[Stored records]
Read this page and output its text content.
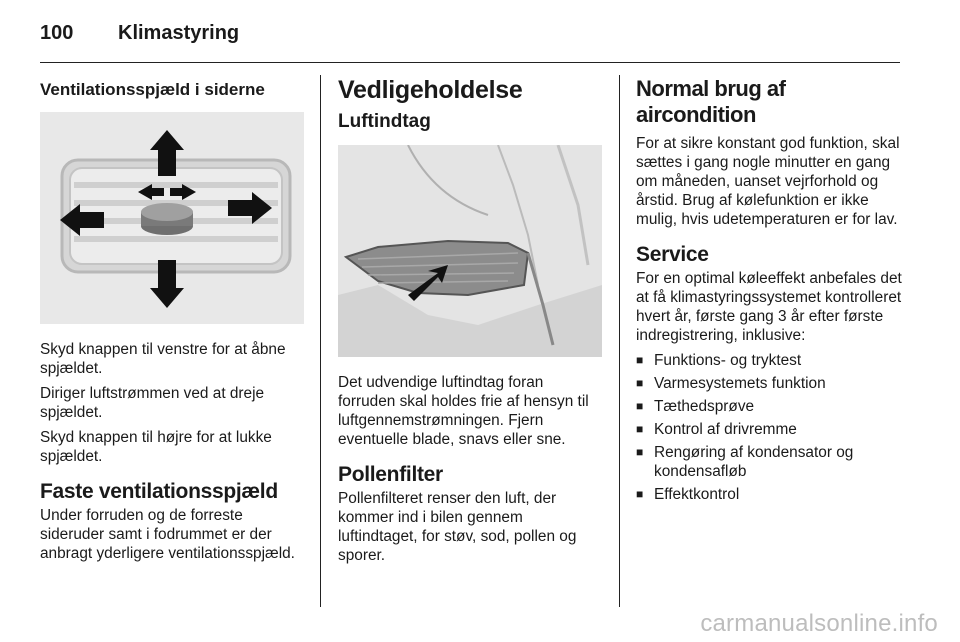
100	Klimastyring
Ventilationsspjæld i siderne

Skyd knappen til venstre for at åbne spjældet.

Diriger luftstrømmen ved at dreje spjældet.

Skyd knappen til højre for at lukke spjældet.

Faste ventilationsspjæld

Under forruden og de forreste sideruder samt i fodrummet er der anbragt yderligere ventilationsspjæld.

Vedligeholdelse
Luftindtag

Det udvendige luftindtag foran forruden skal holdes frie af hensyn til luftgennemstrømningen. Fjern eventuelle blade, snavs eller sne.

Pollenfilter

Pollenfilteret renser den luft, der kommer ind i bilen gennem luftindtaget, for støv, sod, pollen og sporer.

Normal brug af aircondition

For at sikre konstant god funktion, skal sættes i gang nogle minutter en gang om måneden, uanset vejrforhold og årstid. Brug af kølefunktion er ikke mulig, hvis udetemperaturen er for lav.

Service

For en optimal køleeffekt anbefales det at få klimastyringssystemet kontrolleret hvert år, første gang 3 år efter første indregistrering, inklusive:

■ Funktions- og tryktest
■ Varmesystemets funktion
■ Tæthedsprøve
■ Kontrol af drivremme
■ Rengøring af kondensator og kondensafløb
■ Effektkontrol
carmanualsonline.info
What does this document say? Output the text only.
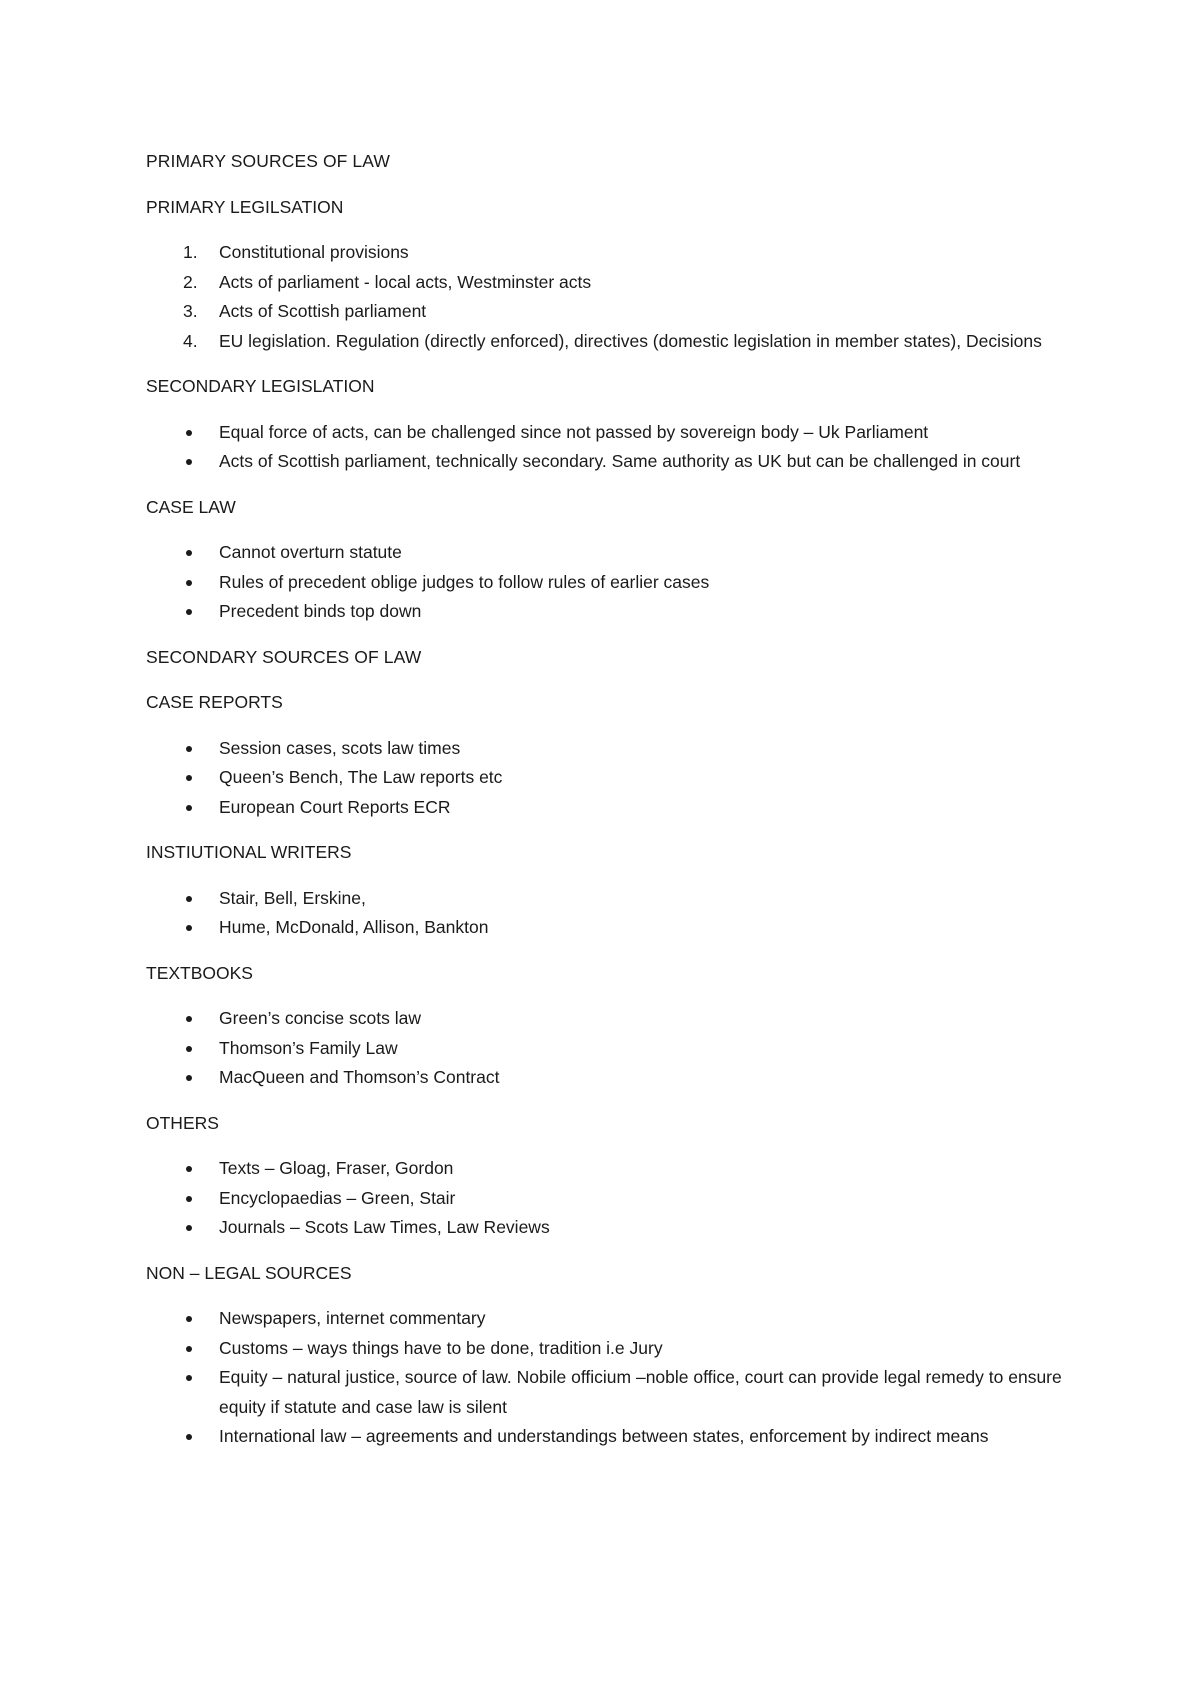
PRIMARY SOURCES OF LAW
PRIMARY LEGILSATION
1. Constitutional provisions
2. Acts of parliament - local acts, Westminster acts
3. Acts of Scottish parliament
4. EU legislation. Regulation (directly enforced), directives (domestic legislation in member states), Decisions
SECONDARY LEGISLATION
Equal force of acts, can be challenged since not passed by sovereign body – Uk Parliament
Acts of Scottish parliament, technically secondary. Same authority as UK but can be challenged in court
CASE LAW
Cannot overturn statute
Rules of precedent oblige judges to follow rules of earlier cases
Precedent binds top down
SECONDARY SOURCES OF LAW
CASE REPORTS
Session cases, scots law times
Queen’s Bench, The Law reports etc
European Court Reports ECR
INSTIUTIONAL WRITERS
Stair, Bell, Erskine,
Hume, McDonald, Allison, Bankton
TEXTBOOKS
Green’s concise scots law
Thomson’s Family Law
MacQueen and Thomson’s Contract
OTHERS
Texts – Gloag, Fraser, Gordon
Encyclopaedias – Green, Stair
Journals – Scots Law Times, Law Reviews
NON – LEGAL SOURCES
Newspapers, internet commentary
Customs – ways things have to be done, tradition i.e Jury
Equity – natural justice, source of law. Nobile officium –noble office, court can provide legal remedy to ensure equity if statute and case law is silent
International law – agreements and understandings between states, enforcement by indirect means
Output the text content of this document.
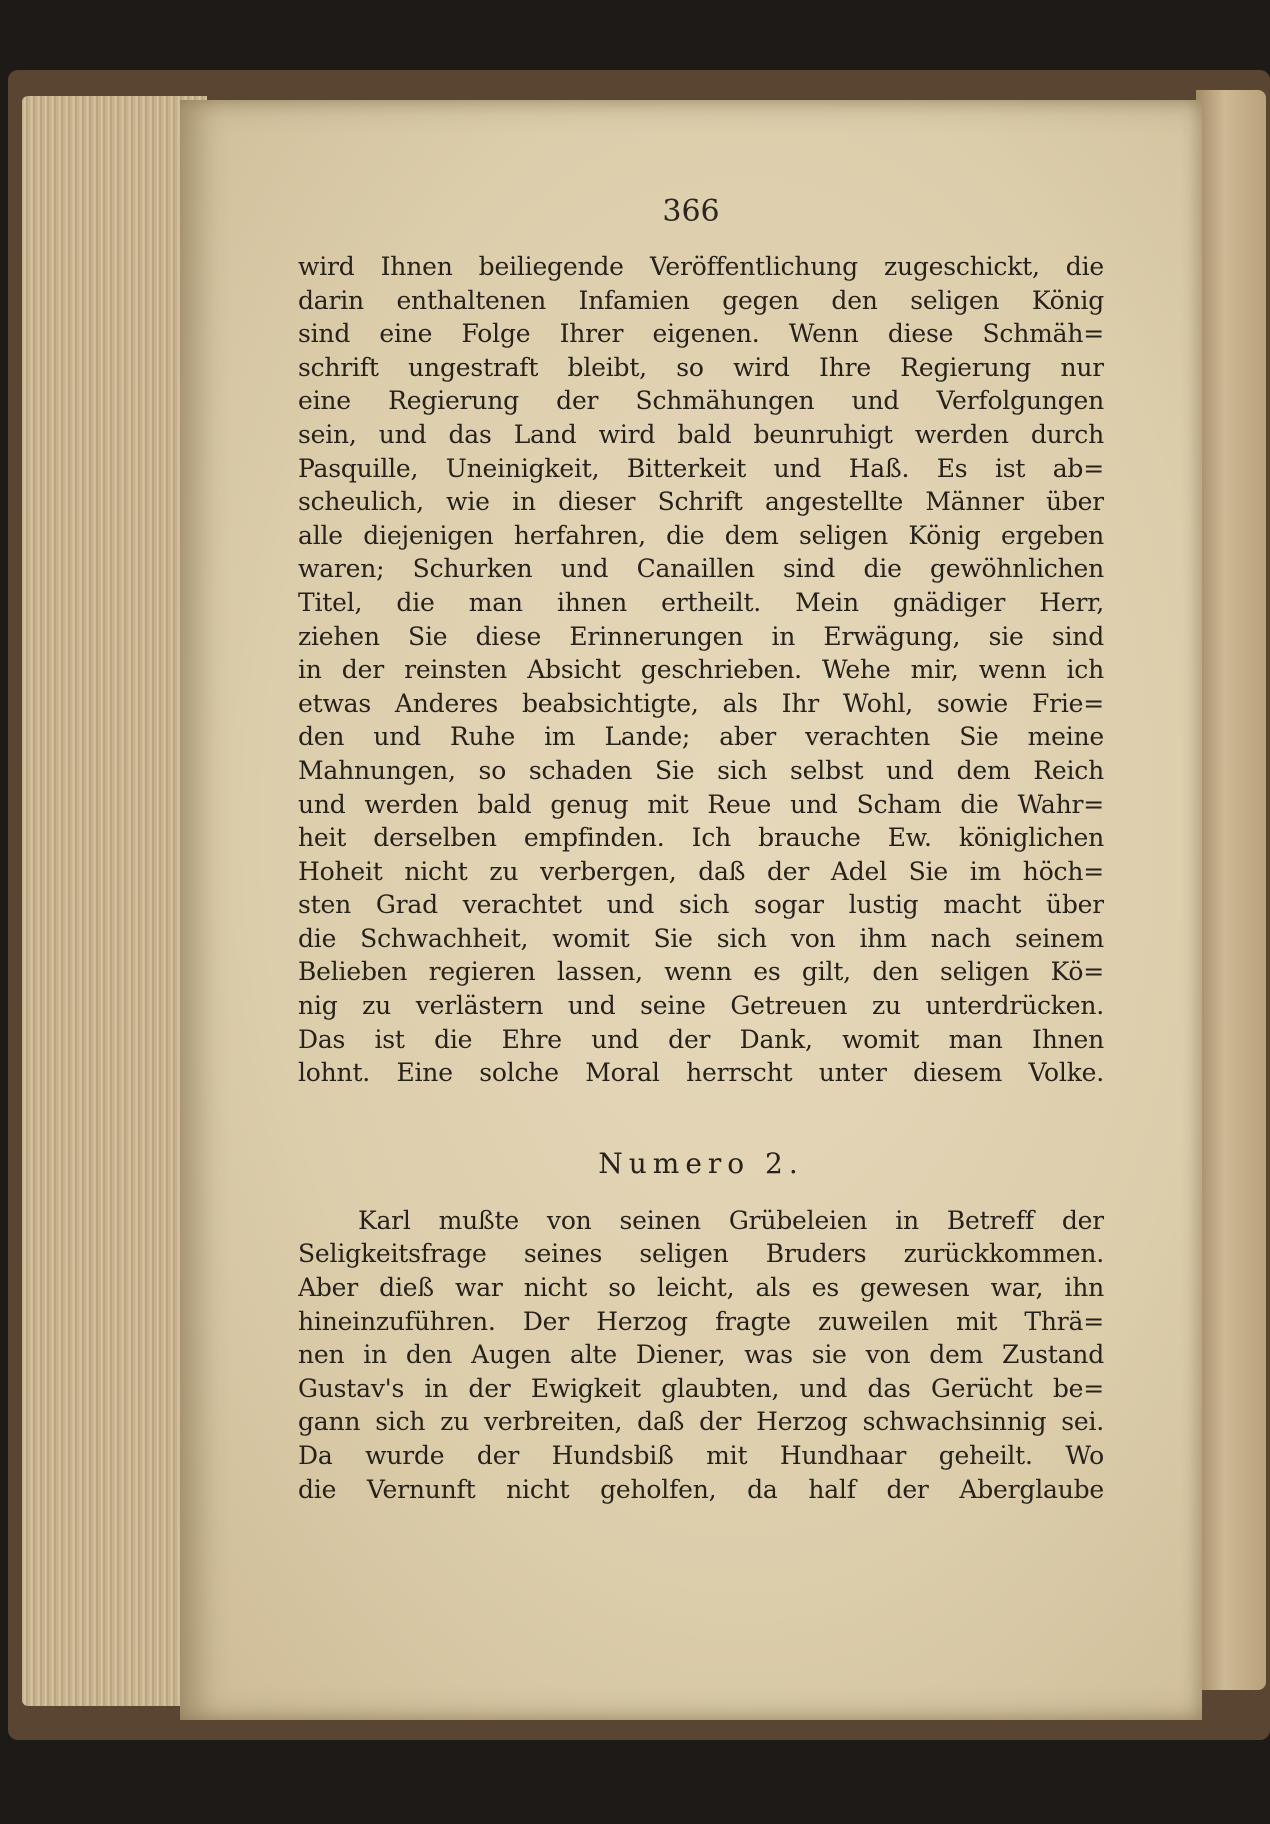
366
wird Ihnen beiliegende Veröffentlichung zugeschickt, die
darin enthaltenen Infamien gegen den seligen König
sind eine Folge Ihrer eigenen. Wenn diese Schmäh=
schrift ungestraft bleibt, so wird Ihre Regierung nur
eine Regierung der Schmähungen und Verfolgungen
sein, und das Land wird bald beunruhigt werden durch
Pasquille, Uneinigkeit, Bitterkeit und Haß. Es ist ab=
scheulich, wie in dieser Schrift angestellte Männer über
alle diejenigen herfahren, die dem seligen König ergeben
waren; Schurken und Canaillen sind die gewöhnlichen
Titel, die man ihnen ertheilt. Mein gnädiger Herr,
ziehen Sie diese Erinnerungen in Erwägung, sie sind
in der reinsten Absicht geschrieben. Wehe mir, wenn ich
etwas Anderes beabsichtigte, als Ihr Wohl, sowie Frie=
den und Ruhe im Lande; aber verachten Sie meine
Mahnungen, so schaden Sie sich selbst und dem Reich
und werden bald genug mit Reue und Scham die Wahr=
heit derselben empfinden. Ich brauche Ew. königlichen
Hoheit nicht zu verbergen, daß der Adel Sie im höch=
sten Grad verachtet und sich sogar lustig macht über
die Schwachheit, womit Sie sich von ihm nach seinem
Belieben regieren lassen, wenn es gilt, den seligen Kö=
nig zu verlästern und seine Getreuen zu unterdrücken.
Das ist die Ehre und der Dank, womit man Ihnen
lohnt. Eine solche Moral herrscht unter diesem Volke.
Numero 2.
Karl mußte von seinen Grübeleien in Betreff der
Seligkeitsfrage seines seligen Bruders zurückkommen.
Aber dieß war nicht so leicht, als es gewesen war, ihn
hineinzuführen. Der Herzog fragte zuweilen mit Thrä=
nen in den Augen alte Diener, was sie von dem Zustand
Gustav's in der Ewigkeit glaubten, und das Gerücht be=
gann sich zu verbreiten, daß der Herzog schwachsinnig sei.
Da wurde der Hundsbiß mit Hundhaar geheilt. Wo
die Vernunft nicht geholfen, da half der Aberglaube
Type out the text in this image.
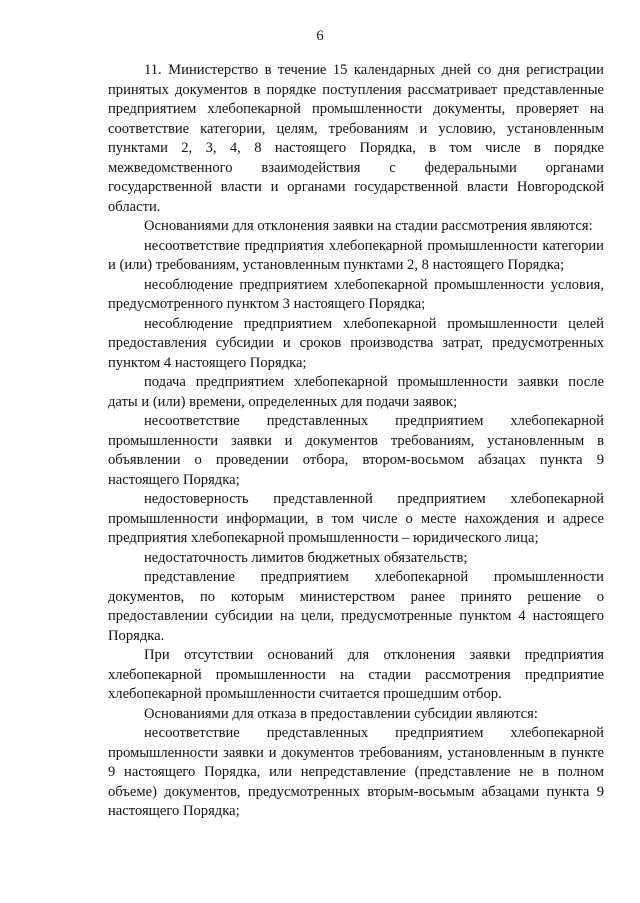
6

11. Министерство в течение 15 календарных дней со дня регистрации принятых документов в порядке поступления рассматривает представленные предприятием хлебопекарной промышленности документы, проверяет на соответствие категории, целям, требованиям и условию, установленным пунктами 2, 3, 4, 8 настоящего Порядка, в том числе в порядке межведомственного взаимодействия с федеральными органами государственной власти и органами государственной власти Новгородской области.

Основаниями для отклонения заявки на стадии рассмотрения являются:

несоответствие предприятия хлебопекарной промышленности категории и (или) требованиям, установленным пунктами 2, 8 настоящего Порядка;

несоблюдение предприятием хлебопекарной промышленности условия, предусмотренного пунктом 3 настоящего Порядка;

несоблюдение предприятием хлебопекарной промышленности целей предоставления субсидии и сроков производства затрат, предусмотренных пунктом 4 настоящего Порядка;

подача предприятием хлебопекарной промышленности заявки после даты и (или) времени, определенных для подачи заявок;

несоответствие представленных предприятием хлебопекарной промышленности заявки и документов требованиям, установленным в объявлении о проведении отбора, втором-восьмом абзацах пункта 9 настоящего Порядка;

недостоверность представленной предприятием хлебопекарной промышленности информации, в том числе о месте нахождения и адресе предприятия хлебопекарной промышленности – юридического лица;

недостаточность лимитов бюджетных обязательств;

представление предприятием хлебопекарной промышленности документов, по которым министерством ранее принято решение о предоставлении субсидии на цели, предусмотренные пунктом 4 настоящего Порядка.

При отсутствии оснований для отклонения заявки предприятия хлебопекарной промышленности на стадии рассмотрения предприятие хлебопекарной промышленности считается прошедшим отбор.

Основаниями для отказа в предоставлении субсидии являются:

несоответствие представленных предприятием хлебопекарной промышленности заявки и документов требованиям, установленным в пункте 9 настоящего Порядка, или непредставление (представление не в полном объеме) документов, предусмотренных вторым-восьмым абзацами пункта 9 настоящего Порядка;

Task to carry out: Copy every line in the entries above that has the string "представленных" in it.

Written solution:
несоответствие представленных предприятием хлебопекарной промышленности заявки и документов требованиям, установленным в объявлении о проведении отбора, втором-восьмом абзацах пункта 9 настоящего Порядка;
несоответствие представленных предприятием хлебопекарной промышленности заявки и документов требованиям, установленным в пункте 9 настоящего Порядка, или непредставление (представление не в полном объеме) документов, предусмотренных вторым-восьмым абзацами пункта 9 настоящего Порядка;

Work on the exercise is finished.